Stated problem: Continue the article on the Serbian basketball player Žarko Koprivica below, starting after its final sentence.

Text extract:

§

Žarko Koprivica

Personal information
- Born: 8 May 1956 (age 69) Prokuplje, FPR Yugoslavia
- Nationality: Serbian

Career information
- NBA draft: 1978: undrafted
- Playing career: 1974–1981
- Position: Center
- Number: 7

Career history
- 1974–1981: Crvena zvezda

Career highlights
- Yugoslav Cup winner (1975);

= Žarko Koprivica =

Serbian basketball player and executive

Žarko Koprivica (Жарко Копривица; born May 8, 1956) is a Serbian basketball executive and former professional player.

== Playing career ==
Koprivica played for Crvena zvezda of the Yugoslav Federal League. Over 181 games he averaged 14.9 points per game. He won one Yugoslav Cup in his first senior season. In the 1978–79 season, he averaged 29.3 points per game.

== National team career ==
Koprivica was a member of the Yugoslav national U16 team that won the bronze medal at the 1975 European Championship for Cadets.

§

Collected data:
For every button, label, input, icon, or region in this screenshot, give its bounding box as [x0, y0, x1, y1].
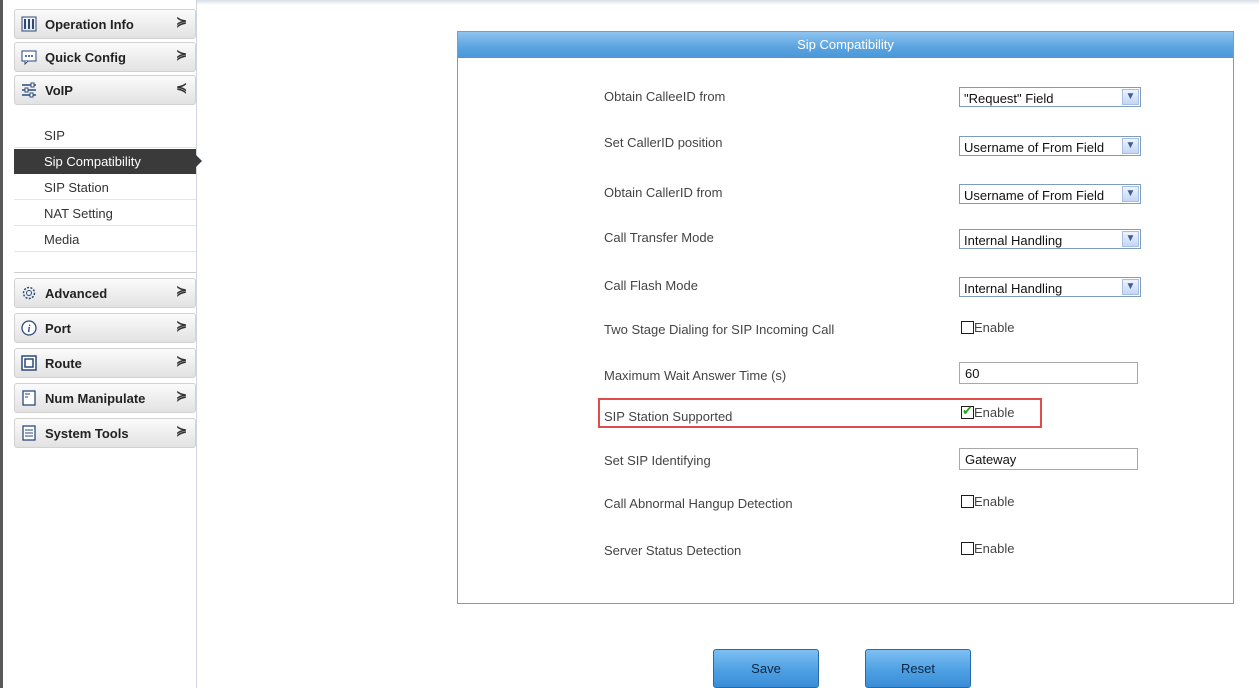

§

The answer:
== Post-playing career ==
=== AS Basket ===
Koprivica is a founder and the president of the AS Basket, a basketball club for youth based in Belgrade. The club is founded in 1997. Players who played for the youth team of AS Basket are: Marko Kešelj, Aleksandar Cvetković, Ivan Marinković, Brano Đukanović and many others.

==Career achievements ==
- Yugoslav Cup winner: 1 (with Crvena zvezda: 1974–75).

== Personal life ==
Žarko Koprivica is married to Marija (born 1957). They have two sons: Jovan (born 1982) and Nikola (born 1988). Both sons were professional basketball players. Jovan played for Crvena zvezda, Panellinios, Politekhnika-Halychyna, Kryvbas and OKK Beograd. Nikola played college basketball for the Washington State, and for the Superfund and Iraklis.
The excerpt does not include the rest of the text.